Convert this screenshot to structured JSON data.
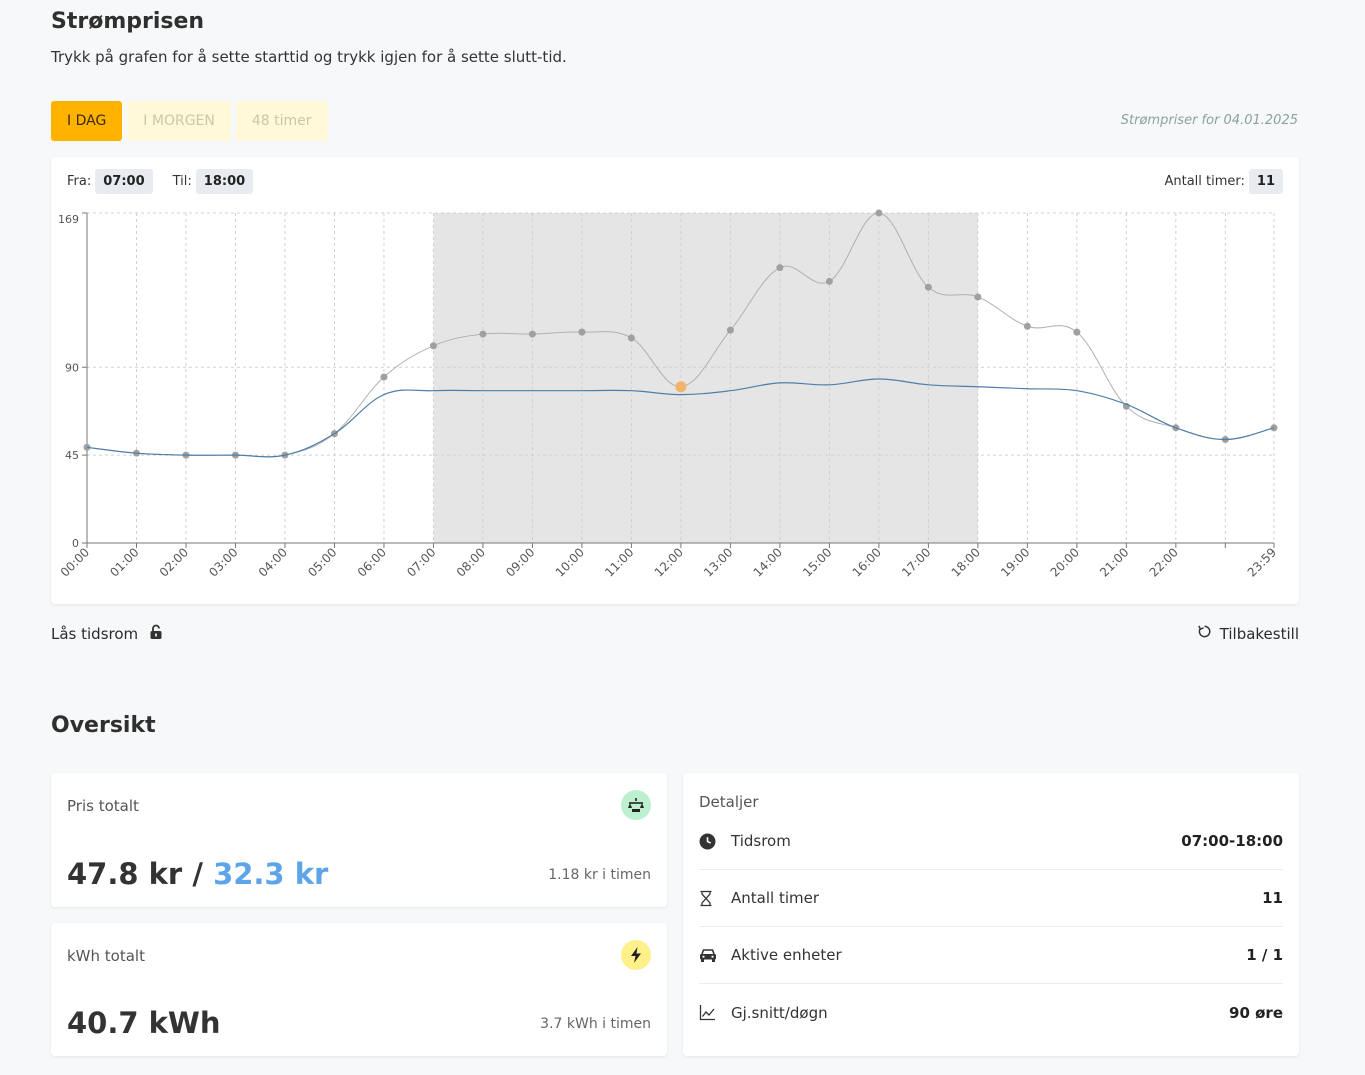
{
  "page": {
    "title": "Strømprisen",
    "subtitle": "Trykk på grafen for å sette starttid og trykk igjen for å sette slutt-tid."
  },
  "tabs": [
    {
      "label": "I DAG",
      "active": true
    },
    {
      "label": "I MORGEN",
      "active": false
    },
    {
      "label": "48 timer",
      "active": false
    }
  ],
  "date_note": "Strømpriser for 04.01.2025",
  "range": {
    "from_label": "Fra:",
    "from_value": "07:00",
    "to_label": "Til:",
    "to_value": "18:00",
    "hours_label": "Antall timer:",
    "hours_value": "11"
  },
  "chart_data": {
    "type": "line",
    "x": [
      "00:00",
      "01:00",
      "02:00",
      "03:00",
      "04:00",
      "05:00",
      "06:00",
      "07:00",
      "08:00",
      "09:00",
      "10:00",
      "11:00",
      "12:00",
      "13:00",
      "14:00",
      "15:00",
      "16:00",
      "17:00",
      "18:00",
      "19:00",
      "20:00",
      "21:00",
      "22:00",
      "23:00",
      "23:59"
    ],
    "xticks": [
      "00:00",
      "01:00",
      "02:00",
      "03:00",
      "04:00",
      "05:00",
      "06:00",
      "07:00",
      "08:00",
      "09:00",
      "10:00",
      "11:00",
      "12:00",
      "13:00",
      "14:00",
      "15:00",
      "16:00",
      "17:00",
      "18:00",
      "19:00",
      "20:00",
      "21:00",
      "22:00",
      "",
      "23:59"
    ],
    "yticks": [
      "0",
      "45",
      "90",
      "169"
    ],
    "ytick_values": [
      0,
      45,
      90,
      169
    ],
    "ylim": [
      0,
      169
    ],
    "series": [
      {
        "values": [
          49,
          46,
          45,
          45,
          45,
          56,
          85,
          101,
          107,
          107,
          108,
          105,
          80,
          109,
          141,
          134,
          169,
          131,
          126,
          111,
          108,
          70,
          59,
          53,
          59
        ],
        "color": "#b0b0b0",
        "points": true,
        "highlight_index": 12,
        "highlight_color": "#f2b46b"
      },
      {
        "values": [
          49,
          46,
          45,
          45,
          45,
          56,
          76,
          78,
          78,
          78,
          78,
          78,
          76,
          78,
          82,
          81,
          84,
          81,
          80,
          79,
          78,
          71,
          59,
          53,
          59
        ],
        "color": "#4f7fa8",
        "points": false
      }
    ],
    "selection": {
      "from": "07:00",
      "to": "18:00"
    },
    "grid": true,
    "legend": "none"
  },
  "lock": {
    "label": "Lås tidsrom",
    "icon": "unlock-icon"
  },
  "reset": {
    "label": "Tilbakestill",
    "icon": "reset-icon"
  },
  "overview": {
    "title": "Oversikt",
    "price_card": {
      "label": "Pris totalt",
      "value_main": "47.8 kr",
      "separator": "/",
      "value_alt": "32.3 kr",
      "per_hour": "1.18 kr i timen",
      "icon_bg": "#bdf0cf"
    },
    "kwh_card": {
      "label": "kWh totalt",
      "value": "40.7 kWh",
      "per_hour": "3.7 kWh i timen",
      "icon_bg": "#fff08a"
    },
    "details": {
      "title": "Detaljer",
      "rows": [
        {
          "icon": "clock-icon",
          "label": "Tidsrom",
          "value": "07:00-18:00"
        },
        {
          "icon": "hourglass-icon",
          "label": "Antall timer",
          "value": "11"
        },
        {
          "icon": "car-icon",
          "label": "Aktive enheter",
          "value": "1 / 1"
        },
        {
          "icon": "chart-line-icon",
          "label": "Gj.snitt/døgn",
          "value": "90 øre"
        }
      ]
    }
  }
}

***

#### [TASK TO CARRY OUT]
Restate the listing above word for word, and skip the pictures.

#### [OUTPUT OF THE TASK]
Convert this screenshot to structured JSON data.
{
  "page": {
    "title": "Strømprisen",
    "subtitle": "Trykk på grafen for å sette starttid og trykk igjen for å sette slutt-tid."
  },
  "tabs": [
    {
      "label": "I DAG",
      "active": true
    },
    {
      "label": "I MORGEN",
      "active": false
    },
    {
      "label": "48 timer",
      "active": false
    }
  ],
  "date_note": "Strømpriser for 04.01.2025",
  "range": {
    "from_label": "Fra:",
    "from_value": "07:00",
    "to_label": "Til:",
    "to_value": "18:00",
    "hours_label": "Antall timer:",
    "hours_value": "11"
  },
  "chart_data": {
    "type": "line",
    "x": [
      "00:00",
      "01:00",
      "02:00",
      "03:00",
      "04:00",
      "05:00",
      "06:00",
      "07:00",
      "08:00",
      "09:00",
      "10:00",
      "11:00",
      "12:00",
      "13:00",
      "14:00",
      "15:00",
      "16:00",
      "17:00",
      "18:00",
      "19:00",
      "20:00",
      "21:00",
      "22:00",
      "23:00",
      "23:59"
    ],
    "xticks": [
      "00:00",
      "01:00",
      "02:00",
      "03:00",
      "04:00",
      "05:00",
      "06:00",
      "07:00",
      "08:00",
      "09:00",
      "10:00",
      "11:00",
      "12:00",
      "13:00",
      "14:00",
      "15:00",
      "16:00",
      "17:00",
      "18:00",
      "19:00",
      "20:00",
      "21:00",
      "22:00",
      "",
      "23:59"
    ],
    "yticks": [
      "0",
      "45",
      "90",
      "169"
    ],
    "ytick_values": [
      0,
      45,
      90,
      169
    ],
    "ylim": [
      0,
      169
    ],
    "series": [
      {
        "values": [
          49,
          46,
          45,
          45,
          45,
          56,
          85,
          101,
          107,
          107,
          108,
          105,
          80,
          109,
          141,
          134,
          169,
          131,
          126,
          111,
          108,
          70,
          59,
          53,
          59
        ],
        "color": "#b0b0b0",
        "points": true,
        "highlight_index": 12,
        "highlight_color": "#f2b46b"
      },
      {
        "values": [
          49,
          46,
          45,
          45,
          45,
          56,
          76,
          78,
          78,
          78,
          78,
          78,
          76,
          78,
          82,
          81,
          84,
          81,
          80,
          79,
          78,
          71,
          59,
          53,
          59
        ],
        "color": "#4f7fa8",
        "points": false
      }
    ],
    "selection": {
      "from": "07:00",
      "to": "18:00"
    },
    "grid": true,
    "legend": "none"
  },
  "lock": {
    "label": "Lås tidsrom",
    "icon": "unlock-icon"
  },
  "reset": {
    "label": "Tilbakestill",
    "icon": "reset-icon"
  },
  "overview": {
    "title": "Oversikt",
    "price_card": {
      "label": "Pris totalt",
      "value_main": "47.8 kr",
      "separator": "/",
      "value_alt": "32.3 kr",
      "per_hour": "1.18 kr i timen",
      "icon_bg": "#bdf0cf"
    },
    "kwh_card": {
      "label": "kWh totalt",
      "value": "40.7 kWh",
      "per_hour": "3.7 kWh i timen",
      "icon_bg": "#fff08a"
    },
    "details": {
      "title": "Detaljer",
      "rows": [
        {
          "icon": "clock-icon",
          "label": "Tidsrom",
          "value": "07:00-18:00"
        },
        {
          "icon": "hourglass-icon",
          "label": "Antall timer",
          "value": "11"
        },
        {
          "icon": "car-icon",
          "label": "Aktive enheter",
          "value": "1 / 1"
        },
        {
          "icon": "chart-line-icon",
          "label": "Gj.snitt/døgn",
          "value": "90 øre"
        }
      ]
    }
  }
}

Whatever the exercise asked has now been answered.